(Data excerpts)
+ + +

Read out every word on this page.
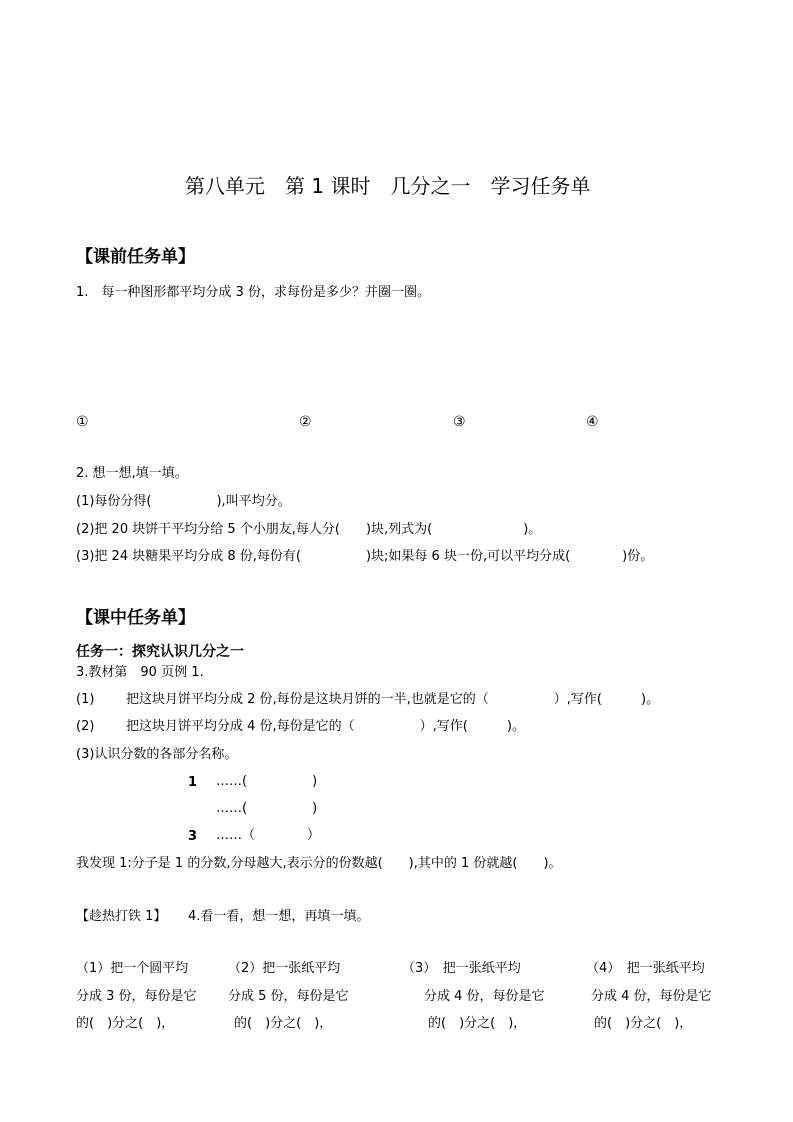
第八单元　第 1 课时　几分之一　学习任务单
【课前任务单】
1.　每一种图形都平均分成 3 份，求每份是多少？并圈一圈。
①	②	③	④
2. 想一想,填一填。
(1)每份分得(　　　　　),叫平均分。
(2)把 20 块饼干平均分给 5 个小朋友,每人分(　　)块,列式为(　　　　　　　)。
(3)把 24 块糖果平均分成 8 份,每份有(　　　　　)块;如果每 6 块一份,可以平均分成(　　　　)份。
【课中任务单】
任务一：探究认识几分之一
3.教材第　90 页例 1.
(1) 把这块月饼平均分成 2 份,每份是这块月饼的一半,也就是它的（　　　　　）,写作(　　　)。
(2) 把这块月饼平均分成 4 份,每份是它的（　　　　　）,写作(　　　)。
(3)认识分数的各部分名称。
1 ……(　　　　　)
……(　　　　　)
3 ……（　　　　）
我发现 1:分子是 1 的分数,分母越大,表示分的份数越(　　),其中的 1 份就越(　　)。
【趁热打铁 1】 4.看一看，想一想，再填一填。
（1）把一个圆平均
分成 3 份，每份是它
的(　)分之(　)，
（2）把一张纸平均
分成 5 份，每份是它
的(　)分之(　)，
（3）　把一张纸平均
分成 4 份，每份是它
的(　)分之(　)，
（4）　把一张纸平均
分成 4 份，每份是它
的(　)分之(　)，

+ + +

Write the entries above out again exactly, but not the pictures.

* Solved exercise
Read out every word on this page.
第八单元　第 1 课时　几分之一　学习任务单
【课前任务单】
1.　每一种图形都平均分成 3 份，求每份是多少？并圈一圈。
①	②	③	④
2. 想一想,填一填。
(1)每份分得(　　　　　),叫平均分。
(2)把 20 块饼干平均分给 5 个小朋友,每人分(　　)块,列式为(　　　　　　　)。
(3)把 24 块糖果平均分成 8 份,每份有(　　　　　)块;如果每 6 块一份,可以平均分成(　　　　)份。
【课中任务单】
任务一：探究认识几分之一
3.教材第　90 页例 1.
(1) 把这块月饼平均分成 2 份,每份是这块月饼的一半,也就是它的（　　　　　）,写作(　　　)。
(2) 把这块月饼平均分成 4 份,每份是它的（　　　　　）,写作(　　　)。
(3)认识分数的各部分名称。
1 ……(　　　　　)
……(　　　　　)
3 ……（　　　　）
我发现 1:分子是 1 的分数,分母越大,表示分的份数越(　　),其中的 1 份就越(　　)。
【趁热打铁 1】 4.看一看，想一想，再填一填。
（1）把一个圆平均
分成 3 份，每份是它
的(　)分之(　)，
（2）把一张纸平均
分成 5 份，每份是它
的(　)分之(　)，
（3）　把一张纸平均
分成 4 份，每份是它
的(　)分之(　)，
（4）　把一张纸平均
分成 4 份，每份是它
的(　)分之(　)，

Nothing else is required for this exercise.